STATED TASK → Pick out every line in the data below that holds "Ticagrelor".

SUPPLIED DATA →

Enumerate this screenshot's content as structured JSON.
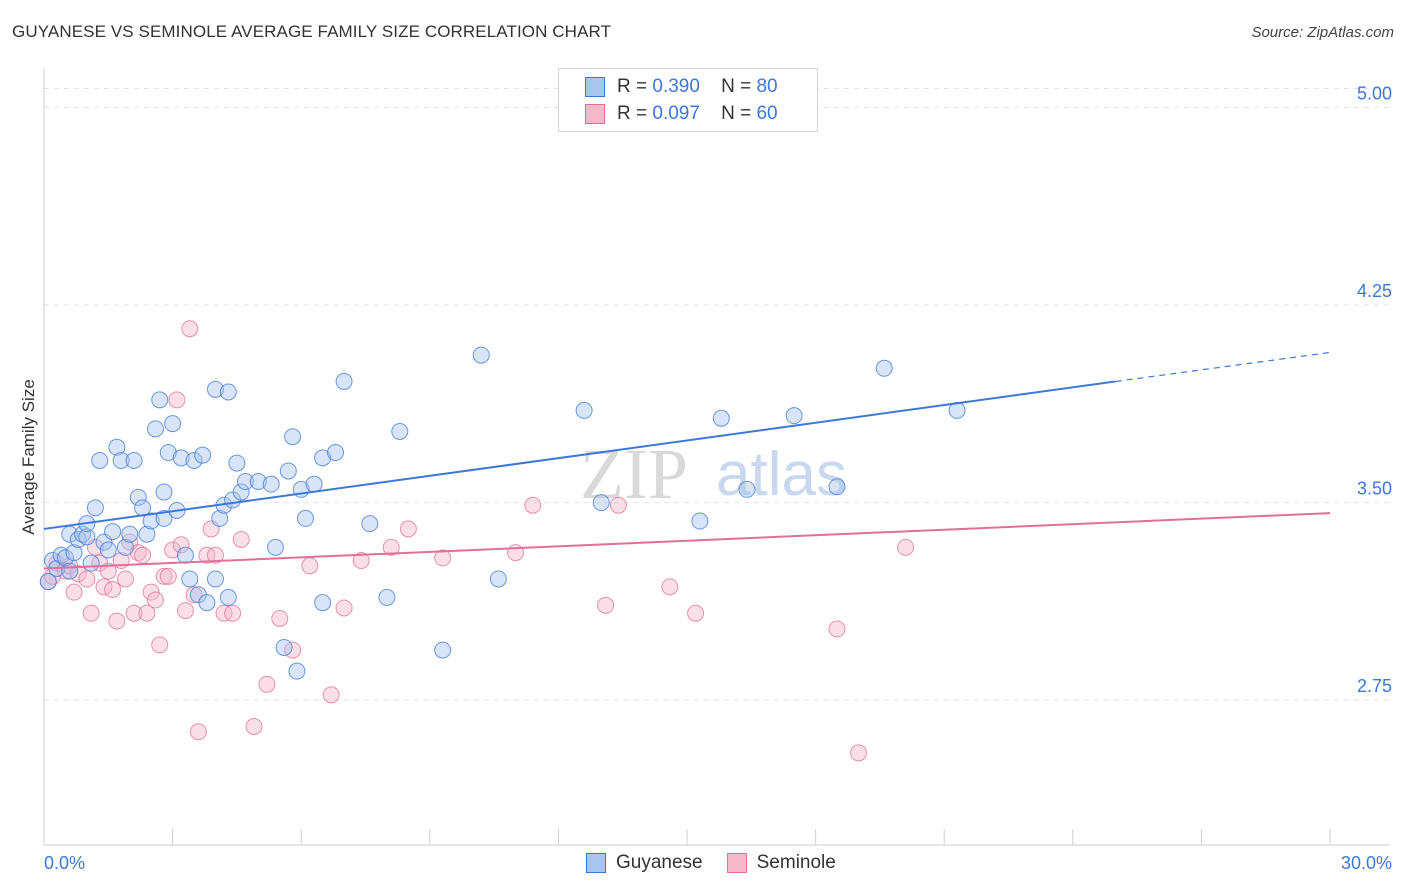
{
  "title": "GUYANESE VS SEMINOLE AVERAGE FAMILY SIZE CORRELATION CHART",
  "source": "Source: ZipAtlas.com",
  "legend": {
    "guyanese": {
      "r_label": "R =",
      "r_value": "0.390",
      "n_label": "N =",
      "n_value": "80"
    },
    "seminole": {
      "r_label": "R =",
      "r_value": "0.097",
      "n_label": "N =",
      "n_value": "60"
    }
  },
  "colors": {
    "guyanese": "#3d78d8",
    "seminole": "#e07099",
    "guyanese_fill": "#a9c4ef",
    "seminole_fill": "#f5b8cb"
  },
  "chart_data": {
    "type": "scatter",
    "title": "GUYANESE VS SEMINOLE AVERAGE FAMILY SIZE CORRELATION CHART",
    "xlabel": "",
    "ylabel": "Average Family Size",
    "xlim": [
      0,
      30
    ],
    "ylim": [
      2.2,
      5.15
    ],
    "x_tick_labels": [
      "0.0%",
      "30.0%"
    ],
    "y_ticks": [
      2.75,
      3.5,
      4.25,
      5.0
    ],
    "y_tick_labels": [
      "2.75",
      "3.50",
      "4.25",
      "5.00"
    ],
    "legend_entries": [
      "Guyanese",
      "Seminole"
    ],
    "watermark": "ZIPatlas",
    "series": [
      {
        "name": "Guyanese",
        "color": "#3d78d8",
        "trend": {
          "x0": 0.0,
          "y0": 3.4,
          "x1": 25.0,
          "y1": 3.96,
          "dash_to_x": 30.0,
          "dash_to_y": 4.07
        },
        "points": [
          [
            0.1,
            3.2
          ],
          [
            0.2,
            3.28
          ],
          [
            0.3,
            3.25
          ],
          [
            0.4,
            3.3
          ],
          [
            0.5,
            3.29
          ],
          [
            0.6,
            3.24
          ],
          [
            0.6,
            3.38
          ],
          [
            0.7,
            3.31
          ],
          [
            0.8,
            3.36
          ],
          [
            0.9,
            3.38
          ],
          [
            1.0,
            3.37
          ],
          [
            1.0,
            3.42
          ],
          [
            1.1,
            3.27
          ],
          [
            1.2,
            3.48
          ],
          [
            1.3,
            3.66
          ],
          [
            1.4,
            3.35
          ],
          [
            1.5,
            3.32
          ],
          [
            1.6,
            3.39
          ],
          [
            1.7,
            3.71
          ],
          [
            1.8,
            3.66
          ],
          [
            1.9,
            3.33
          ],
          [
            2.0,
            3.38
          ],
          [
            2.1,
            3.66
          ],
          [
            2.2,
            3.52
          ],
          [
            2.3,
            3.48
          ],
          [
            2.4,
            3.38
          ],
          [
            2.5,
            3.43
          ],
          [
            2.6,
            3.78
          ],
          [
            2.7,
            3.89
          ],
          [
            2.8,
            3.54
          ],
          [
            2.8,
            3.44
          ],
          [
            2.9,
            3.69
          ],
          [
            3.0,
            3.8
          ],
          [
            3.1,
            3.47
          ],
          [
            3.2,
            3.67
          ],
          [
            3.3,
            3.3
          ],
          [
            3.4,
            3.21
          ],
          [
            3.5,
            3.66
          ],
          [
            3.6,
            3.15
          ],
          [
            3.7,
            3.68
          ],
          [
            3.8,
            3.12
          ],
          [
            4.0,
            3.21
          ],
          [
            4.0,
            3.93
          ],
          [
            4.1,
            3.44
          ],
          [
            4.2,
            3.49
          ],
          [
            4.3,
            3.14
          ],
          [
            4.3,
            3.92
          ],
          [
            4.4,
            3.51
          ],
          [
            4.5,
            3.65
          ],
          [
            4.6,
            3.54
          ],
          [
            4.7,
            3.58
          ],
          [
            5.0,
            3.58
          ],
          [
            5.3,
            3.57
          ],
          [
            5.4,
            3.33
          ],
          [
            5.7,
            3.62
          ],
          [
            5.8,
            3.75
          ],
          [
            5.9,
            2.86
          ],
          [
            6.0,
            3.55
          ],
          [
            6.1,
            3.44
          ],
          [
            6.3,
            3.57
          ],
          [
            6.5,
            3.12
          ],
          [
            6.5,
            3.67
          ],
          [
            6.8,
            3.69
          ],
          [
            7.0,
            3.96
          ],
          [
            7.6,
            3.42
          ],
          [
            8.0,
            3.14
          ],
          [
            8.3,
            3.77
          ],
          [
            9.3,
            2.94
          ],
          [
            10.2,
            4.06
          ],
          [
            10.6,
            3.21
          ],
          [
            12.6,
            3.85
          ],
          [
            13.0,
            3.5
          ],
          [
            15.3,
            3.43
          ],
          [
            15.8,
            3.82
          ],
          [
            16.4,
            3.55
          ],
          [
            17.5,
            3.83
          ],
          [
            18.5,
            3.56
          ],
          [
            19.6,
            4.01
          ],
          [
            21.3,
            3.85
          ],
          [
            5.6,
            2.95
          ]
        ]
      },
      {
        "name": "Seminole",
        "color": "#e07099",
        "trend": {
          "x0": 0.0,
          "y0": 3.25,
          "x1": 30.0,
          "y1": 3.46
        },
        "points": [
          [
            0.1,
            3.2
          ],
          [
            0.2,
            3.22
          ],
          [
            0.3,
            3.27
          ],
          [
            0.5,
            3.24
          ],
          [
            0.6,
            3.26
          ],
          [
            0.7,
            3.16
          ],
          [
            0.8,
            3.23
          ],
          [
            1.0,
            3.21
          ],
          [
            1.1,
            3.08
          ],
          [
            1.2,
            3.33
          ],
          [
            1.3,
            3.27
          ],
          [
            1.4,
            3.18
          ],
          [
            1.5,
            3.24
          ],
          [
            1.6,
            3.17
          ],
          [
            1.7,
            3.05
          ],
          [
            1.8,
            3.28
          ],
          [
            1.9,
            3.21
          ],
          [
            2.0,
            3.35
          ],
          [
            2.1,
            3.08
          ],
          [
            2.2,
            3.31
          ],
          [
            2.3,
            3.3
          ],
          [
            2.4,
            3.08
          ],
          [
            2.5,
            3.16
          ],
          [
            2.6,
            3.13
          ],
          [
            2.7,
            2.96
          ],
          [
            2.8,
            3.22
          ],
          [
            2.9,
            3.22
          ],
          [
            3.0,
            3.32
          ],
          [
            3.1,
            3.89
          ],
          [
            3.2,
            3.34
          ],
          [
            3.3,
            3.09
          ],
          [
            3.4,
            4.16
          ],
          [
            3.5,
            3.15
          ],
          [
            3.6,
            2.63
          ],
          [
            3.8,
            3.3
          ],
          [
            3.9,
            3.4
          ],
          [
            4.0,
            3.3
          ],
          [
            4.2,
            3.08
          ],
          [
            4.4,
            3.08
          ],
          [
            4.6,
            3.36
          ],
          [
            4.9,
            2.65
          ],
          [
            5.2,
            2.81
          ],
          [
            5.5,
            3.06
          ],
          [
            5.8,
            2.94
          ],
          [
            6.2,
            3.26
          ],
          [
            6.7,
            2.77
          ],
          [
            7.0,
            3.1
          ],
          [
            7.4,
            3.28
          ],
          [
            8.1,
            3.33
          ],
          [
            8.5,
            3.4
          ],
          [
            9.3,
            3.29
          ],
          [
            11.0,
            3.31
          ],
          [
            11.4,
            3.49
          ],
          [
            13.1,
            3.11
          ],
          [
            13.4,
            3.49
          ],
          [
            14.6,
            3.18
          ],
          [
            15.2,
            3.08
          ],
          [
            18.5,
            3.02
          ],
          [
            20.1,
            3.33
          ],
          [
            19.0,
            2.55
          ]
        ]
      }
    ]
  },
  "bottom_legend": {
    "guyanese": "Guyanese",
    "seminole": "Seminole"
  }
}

==

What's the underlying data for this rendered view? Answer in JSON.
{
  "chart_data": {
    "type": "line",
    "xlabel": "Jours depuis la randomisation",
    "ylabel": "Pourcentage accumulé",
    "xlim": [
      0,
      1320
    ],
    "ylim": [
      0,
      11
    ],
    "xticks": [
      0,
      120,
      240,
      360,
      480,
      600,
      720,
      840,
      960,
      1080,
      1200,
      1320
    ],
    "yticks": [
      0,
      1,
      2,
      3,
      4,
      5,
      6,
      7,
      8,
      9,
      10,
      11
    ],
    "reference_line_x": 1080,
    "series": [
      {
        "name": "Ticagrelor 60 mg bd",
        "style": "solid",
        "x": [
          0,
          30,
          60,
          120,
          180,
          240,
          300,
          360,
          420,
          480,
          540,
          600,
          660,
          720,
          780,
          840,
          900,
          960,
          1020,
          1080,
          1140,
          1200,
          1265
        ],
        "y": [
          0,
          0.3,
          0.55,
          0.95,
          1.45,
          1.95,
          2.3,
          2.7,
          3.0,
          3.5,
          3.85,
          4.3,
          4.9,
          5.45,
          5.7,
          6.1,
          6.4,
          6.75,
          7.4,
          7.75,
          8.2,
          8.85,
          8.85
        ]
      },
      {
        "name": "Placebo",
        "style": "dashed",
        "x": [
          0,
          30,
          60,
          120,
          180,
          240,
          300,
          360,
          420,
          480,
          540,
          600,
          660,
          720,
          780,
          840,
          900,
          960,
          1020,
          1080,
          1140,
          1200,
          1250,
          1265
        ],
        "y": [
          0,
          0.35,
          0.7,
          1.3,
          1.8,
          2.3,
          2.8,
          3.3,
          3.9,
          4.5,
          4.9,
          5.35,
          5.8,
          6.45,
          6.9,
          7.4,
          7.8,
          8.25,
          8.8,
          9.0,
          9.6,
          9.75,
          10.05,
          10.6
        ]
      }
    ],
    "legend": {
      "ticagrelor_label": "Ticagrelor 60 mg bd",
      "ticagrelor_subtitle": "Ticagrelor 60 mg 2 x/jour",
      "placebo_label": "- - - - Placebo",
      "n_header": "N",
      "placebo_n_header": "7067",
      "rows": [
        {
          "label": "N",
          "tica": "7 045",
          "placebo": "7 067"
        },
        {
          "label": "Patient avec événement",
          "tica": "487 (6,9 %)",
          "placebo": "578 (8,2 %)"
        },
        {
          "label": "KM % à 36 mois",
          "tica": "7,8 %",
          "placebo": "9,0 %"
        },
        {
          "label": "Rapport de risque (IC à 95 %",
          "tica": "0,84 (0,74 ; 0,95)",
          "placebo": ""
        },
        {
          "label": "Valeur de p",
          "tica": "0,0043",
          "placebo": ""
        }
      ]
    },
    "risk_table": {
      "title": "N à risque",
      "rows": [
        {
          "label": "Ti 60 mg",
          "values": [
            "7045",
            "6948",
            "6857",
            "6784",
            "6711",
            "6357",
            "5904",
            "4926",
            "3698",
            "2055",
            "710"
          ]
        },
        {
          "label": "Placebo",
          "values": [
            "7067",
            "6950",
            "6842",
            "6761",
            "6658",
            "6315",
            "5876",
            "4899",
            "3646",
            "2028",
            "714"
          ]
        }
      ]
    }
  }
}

...

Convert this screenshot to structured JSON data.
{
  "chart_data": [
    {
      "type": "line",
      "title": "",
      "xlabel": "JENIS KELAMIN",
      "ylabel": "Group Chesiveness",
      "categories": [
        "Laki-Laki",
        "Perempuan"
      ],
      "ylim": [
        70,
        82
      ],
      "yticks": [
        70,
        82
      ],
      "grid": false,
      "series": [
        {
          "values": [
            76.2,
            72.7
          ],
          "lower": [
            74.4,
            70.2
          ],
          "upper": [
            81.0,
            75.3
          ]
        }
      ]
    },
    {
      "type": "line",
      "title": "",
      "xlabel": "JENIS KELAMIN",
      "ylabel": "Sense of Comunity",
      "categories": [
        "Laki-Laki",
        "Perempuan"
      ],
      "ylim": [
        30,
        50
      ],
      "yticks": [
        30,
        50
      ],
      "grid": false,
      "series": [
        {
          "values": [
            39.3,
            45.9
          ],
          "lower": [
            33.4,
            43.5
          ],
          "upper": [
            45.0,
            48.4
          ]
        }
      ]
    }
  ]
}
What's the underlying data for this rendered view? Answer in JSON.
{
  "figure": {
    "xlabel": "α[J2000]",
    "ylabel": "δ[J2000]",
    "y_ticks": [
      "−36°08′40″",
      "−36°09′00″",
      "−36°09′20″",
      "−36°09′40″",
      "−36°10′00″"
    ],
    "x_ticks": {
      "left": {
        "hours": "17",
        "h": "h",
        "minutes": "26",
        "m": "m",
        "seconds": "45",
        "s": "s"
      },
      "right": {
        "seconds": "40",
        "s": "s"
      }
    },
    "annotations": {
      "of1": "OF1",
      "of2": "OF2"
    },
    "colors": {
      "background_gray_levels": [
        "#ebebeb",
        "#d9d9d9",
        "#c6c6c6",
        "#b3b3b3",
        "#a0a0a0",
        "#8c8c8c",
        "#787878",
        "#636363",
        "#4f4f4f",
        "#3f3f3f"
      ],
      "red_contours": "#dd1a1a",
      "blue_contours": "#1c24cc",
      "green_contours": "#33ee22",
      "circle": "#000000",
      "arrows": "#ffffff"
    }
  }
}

TASK RESPONSE →
        "name": "Ticagrelor 60 mg bd",
      "ticagrelor_label": "Ticagrelor 60 mg bd",
      "ticagrelor_subtitle": "Ticagrelor 60 mg 2 x/jour",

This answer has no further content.